Return the material below in full and exactly.
— BEGIN Excerpted records —
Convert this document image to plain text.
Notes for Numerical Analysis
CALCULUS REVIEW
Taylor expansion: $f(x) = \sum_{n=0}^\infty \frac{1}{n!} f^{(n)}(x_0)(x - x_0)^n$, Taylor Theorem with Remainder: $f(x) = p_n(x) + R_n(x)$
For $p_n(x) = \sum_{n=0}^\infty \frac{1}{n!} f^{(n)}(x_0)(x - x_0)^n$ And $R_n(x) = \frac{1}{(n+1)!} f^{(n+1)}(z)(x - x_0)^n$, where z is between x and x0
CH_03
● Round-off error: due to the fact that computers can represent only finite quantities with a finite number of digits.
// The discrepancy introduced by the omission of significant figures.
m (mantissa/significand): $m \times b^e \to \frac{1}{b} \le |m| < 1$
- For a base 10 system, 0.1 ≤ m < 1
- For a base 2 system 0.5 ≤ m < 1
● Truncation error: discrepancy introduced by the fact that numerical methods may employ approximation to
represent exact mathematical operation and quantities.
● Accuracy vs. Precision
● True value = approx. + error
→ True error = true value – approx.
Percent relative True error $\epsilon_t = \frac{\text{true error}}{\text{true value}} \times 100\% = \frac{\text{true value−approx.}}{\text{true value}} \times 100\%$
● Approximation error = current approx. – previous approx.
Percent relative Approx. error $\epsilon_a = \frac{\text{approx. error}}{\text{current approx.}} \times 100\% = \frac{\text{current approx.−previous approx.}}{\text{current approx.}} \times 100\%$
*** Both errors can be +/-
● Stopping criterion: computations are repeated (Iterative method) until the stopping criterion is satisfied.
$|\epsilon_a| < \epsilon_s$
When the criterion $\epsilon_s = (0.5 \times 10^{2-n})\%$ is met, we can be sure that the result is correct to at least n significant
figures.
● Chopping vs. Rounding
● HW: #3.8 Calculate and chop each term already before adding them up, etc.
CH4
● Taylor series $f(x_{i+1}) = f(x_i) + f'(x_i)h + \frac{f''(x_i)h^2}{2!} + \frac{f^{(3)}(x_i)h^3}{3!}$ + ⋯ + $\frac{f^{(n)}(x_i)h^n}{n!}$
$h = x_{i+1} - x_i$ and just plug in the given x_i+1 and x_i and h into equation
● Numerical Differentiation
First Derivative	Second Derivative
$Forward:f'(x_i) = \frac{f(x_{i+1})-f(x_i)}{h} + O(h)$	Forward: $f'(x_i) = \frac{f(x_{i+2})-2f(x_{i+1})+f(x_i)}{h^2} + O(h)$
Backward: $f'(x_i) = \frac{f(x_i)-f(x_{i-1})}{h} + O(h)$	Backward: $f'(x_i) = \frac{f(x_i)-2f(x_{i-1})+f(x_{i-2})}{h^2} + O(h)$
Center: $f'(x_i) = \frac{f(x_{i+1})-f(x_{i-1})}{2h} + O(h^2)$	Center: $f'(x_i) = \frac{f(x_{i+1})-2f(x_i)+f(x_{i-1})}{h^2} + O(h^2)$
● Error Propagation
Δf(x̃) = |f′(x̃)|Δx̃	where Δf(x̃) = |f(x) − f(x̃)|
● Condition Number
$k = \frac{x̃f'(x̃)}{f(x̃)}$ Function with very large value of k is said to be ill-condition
— END Excerpted records —
Solution to the exercise:
Convert this document image to plain text.
Notes for Numerical Analysis
CALCULUS REVIEW
Taylor expansion: $f(x) = \sum_{n=0}^\infty \frac{1}{n!} f^{(n)}(x_0)(x - x_0)^n$, Taylor Theorem with Remainder: $f(x) = p_n(x) + R_n(x)$
For $p_n(x) = \sum_{n=0}^\infty \frac{1}{n!} f^{(n)}(x_0)(x - x_0)^n$ And $R_n(x) = \frac{1}{(n+1)!} f^{(n+1)}(z)(x - x_0)^n$, where z is between x and x0
CH_03
● Round-off error: due to the fact that computers can represent only finite quantities with a finite number of digits.
// The discrepancy introduced by the omission of significant figures.
m (mantissa/significand): $m \times b^e \to \frac{1}{b} \le |m| < 1$
- For a base 10 system, 0.1 ≤ m < 1
- For a base 2 system 0.5 ≤ m < 1
● Truncation error: discrepancy introduced by the fact that numerical methods may employ approximation to
represent exact mathematical operation and quantities.
● Accuracy vs. Precision
● True value = approx. + error
→ True error = true value – approx.
Percent relative True error $\epsilon_t = \frac{\text{true error}}{\text{true value}} \times 100\% = \frac{\text{true value−approx.}}{\text{true value}} \times 100\%$
● Approximation error = current approx. – previous approx.
Percent relative Approx. error $\epsilon_a = \frac{\text{approx. error}}{\text{current approx.}} \times 100\% = \frac{\text{current approx.−previous approx.}}{\text{current approx.}} \times 100\%$
*** Both errors can be +/-
● Stopping criterion: computations are repeated (Iterative method) until the stopping criterion is satisfied.
$|\epsilon_a| < \epsilon_s$
When the criterion $\epsilon_s = (0.5 \times 10^{2-n})\%$ is met, we can be sure that the result is correct to at least n significant
figures.
● Chopping vs. Rounding
● HW: #3.8 Calculate and chop each term already before adding them up, etc.
CH4
● Taylor series $f(x_{i+1}) = f(x_i) + f'(x_i)h + \frac{f''(x_i)h^2}{2!} + \frac{f^{(3)}(x_i)h^3}{3!}$ + ⋯ + $\frac{f^{(n)}(x_i)h^n}{n!}$
$h = x_{i+1} - x_i$ and just plug in the given x_i+1 and x_i and h into equation
● Numerical Differentiation
First Derivative	Second Derivative
$Forward:f'(x_i) = \frac{f(x_{i+1})-f(x_i)}{h} + O(h)$	Forward: $f'(x_i) = \frac{f(x_{i+2})-2f(x_{i+1})+f(x_i)}{h^2} + O(h)$
Backward: $f'(x_i) = \frac{f(x_i)-f(x_{i-1})}{h} + O(h)$	Backward: $f'(x_i) = \frac{f(x_i)-2f(x_{i-1})+f(x_{i-2})}{h^2} + O(h)$
Center: $f'(x_i) = \frac{f(x_{i+1})-f(x_{i-1})}{2h} + O(h^2)$	Center: $f'(x_i) = \frac{f(x_{i+1})-2f(x_i)+f(x_{i-1})}{h^2} + O(h^2)$
● Error Propagation
Δf(x̃) = |f′(x̃)|Δx̃	where Δf(x̃) = |f(x) − f(x̃)|
● Condition Number
$k = \frac{x̃f'(x̃)}{f(x̃)}$ Function with very large value of k is said to be ill-condition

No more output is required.